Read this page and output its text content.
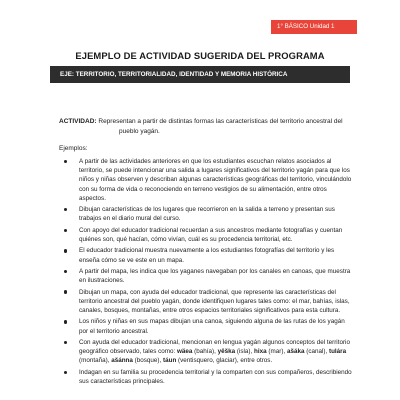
1° BÁSICO Unidad 1
EJEMPLO DE ACTIVIDAD SUGERIDA DEL PROGRAMA
EJE: TERRITORIO, TERRITORIALIDAD, IDENTIDAD Y MEMORIA HISTÓRICA
ACTIVIDAD: Representan a partir de distintas formas las características del territorio ancestral del
pueblo yagán.
Ejemplos:
A partir de las actividades anteriores en que los estudiantes escuchan relatos asociados al territorio, se puede intencionar una salida a lugares significativos del territorio yagán para que los niños y niñas observen y describan algunas características geográficas del territorio, vinculándolo con su forma de vida o reconociendo en terreno vestigios de su alimentación, entre otros aspectos.
Dibujan características de los lugares que recorrieron en la salida a terreno y presentan sus trabajos en el diario mural del curso.
Con apoyo del educador tradicional recuerdan a sus ancestros mediante fotografías y cuentan quiénes son, qué hacían, cómo vivían, cuál es su procedencia territorial, etc.
El educador tradicional muestra nuevamente a los estudiantes fotografías del territorio y les enseña cómo se ve este en un mapa.
A partir del mapa, les indica que los yaganes navegaban por los canales en canoas, que muestra en ilustraciones.
Dibujan un mapa, con ayuda del educador tradicional, que represente las características del territorio ancestral del pueblo yagán, donde identifiquen lugares tales como: el mar, bahías, islas, canales, bosques, montañas, entre otros espacios territoriales significativos para esta cultura.
Los niños y niñas en sus mapas dibujan una canoa, siguiendo alguna de las rutas de los yagán por el territorio ancestral.
Con ayuda del educador tradicional, mencionan en lengua yagán algunos conceptos del territorio geográfico observado, tales como: wäea (bahía), yëška (isla), hixa (mar), ašáka (canal), tulára (montaña), ašánna (bosque), táun (ventisquero, glaciar), entre otros.
Indagan en su familia su procedencia territorial y la comparten con sus compañeros, describiendo sus características principales.
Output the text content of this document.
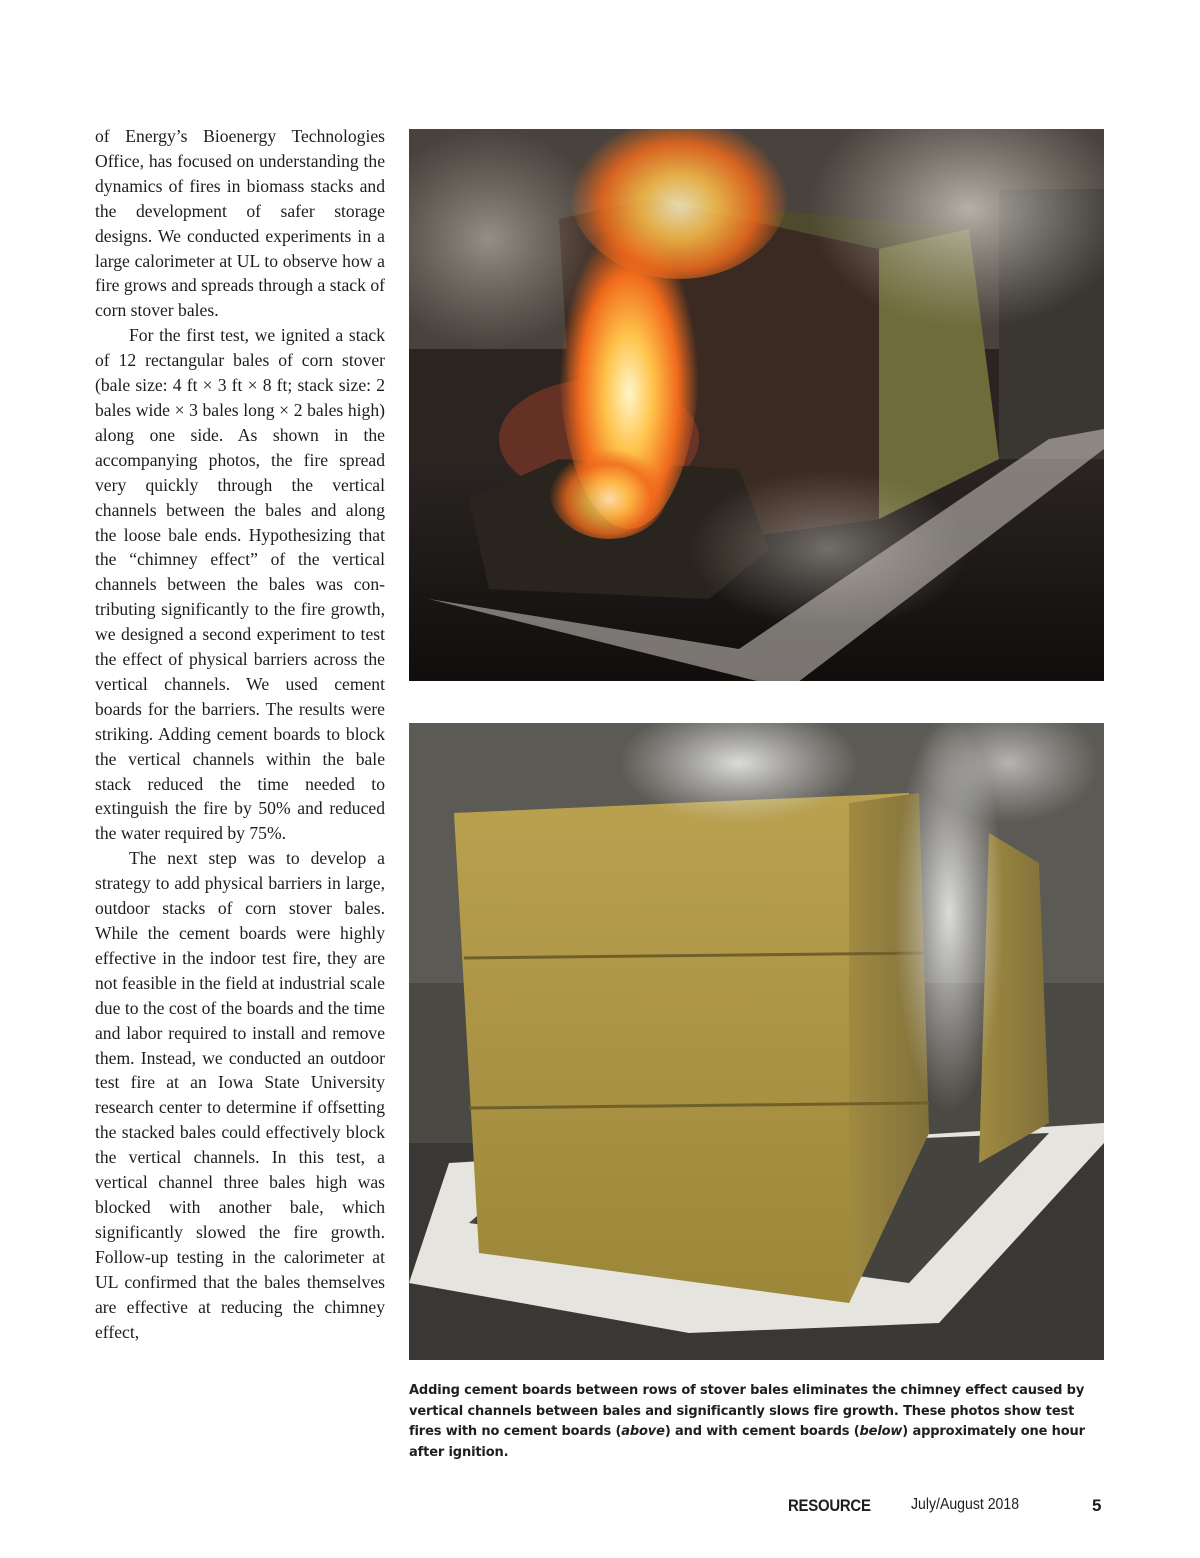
of Energy’s Bioenergy Technologies Office, has focused on understanding the dynamics of fires in biomass stacks and the development of safer storage designs. We conducted experiments in a large calorimeter at UL to observe how a fire grows and spreads through a stack of corn stover bales.

For the first test, we ignited a stack of 12 rectangular bales of corn stover (bale size: 4 ft × 3 ft × 8 ft; stack size: 2 bales wide × 3 bales long × 2 bales high) along one side. As shown in the accompanying photos, the fire spread very quickly through the vertical channels between the bales and along the loose bale ends. Hypothesizing that the “chimney effect” of the vertical channels between the bales was contributing significantly to the fire growth, we designed a second experiment to test the effect of physical barriers across the vertical channels. We used cement boards for the barriers. The results were striking. Adding cement boards to block the vertical channels within the bale stack reduced the time needed to extinguish the fire by 50% and reduced the water required by 75%.

The next step was to develop a strategy to add physical barriers in large, outdoor stacks of corn stover bales. While the cement boards were highly effective in the indoor test fire, they are not feasible in the field at industrial scale due to the cost of the boards and the time and labor required to install and remove them. Instead, we conducted an outdoor test fire at an Iowa State University research center to determine if offsetting the stacked bales could effectively block the vertical channels. In this test, a vertical channel three bales high was blocked with another bale, which significantly slowed the fire growth. Follow-up testing in the calorimeter at UL confirmed that the bales themselves are effective at reducing the chimney effect,

Adding cement boards between rows of stover bales eliminates the chimney effect caused by vertical channels between bales and significantly slows fire growth. These photos show test fires with no cement boards (above) and with cement boards (below) approximately one hour after ignition.
RESOURCE	July/August 2018	5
================
» **Given request**
In the entries above, find each line with the string "como" and copy it.

» **Answer for the task**
Dibujan un mapa, con ayuda del educador tradicional, que represente las características del territorio ancestral del pueblo yagán, donde identifiquen lugares tales como: el mar, bahías, islas, canales, bosques, montañas, entre otros espacios territoriales significativos para esta cultura.
Con ayuda del educador tradicional, mencionan en lengua yagán algunos conceptos del territorio geográfico observado, tales como: wäea (bahía), yëška (isla), hixa (mar), ašáka (canal), tulára (montaña), ašánna (bosque), táun (ventisquero, glaciar), entre otros.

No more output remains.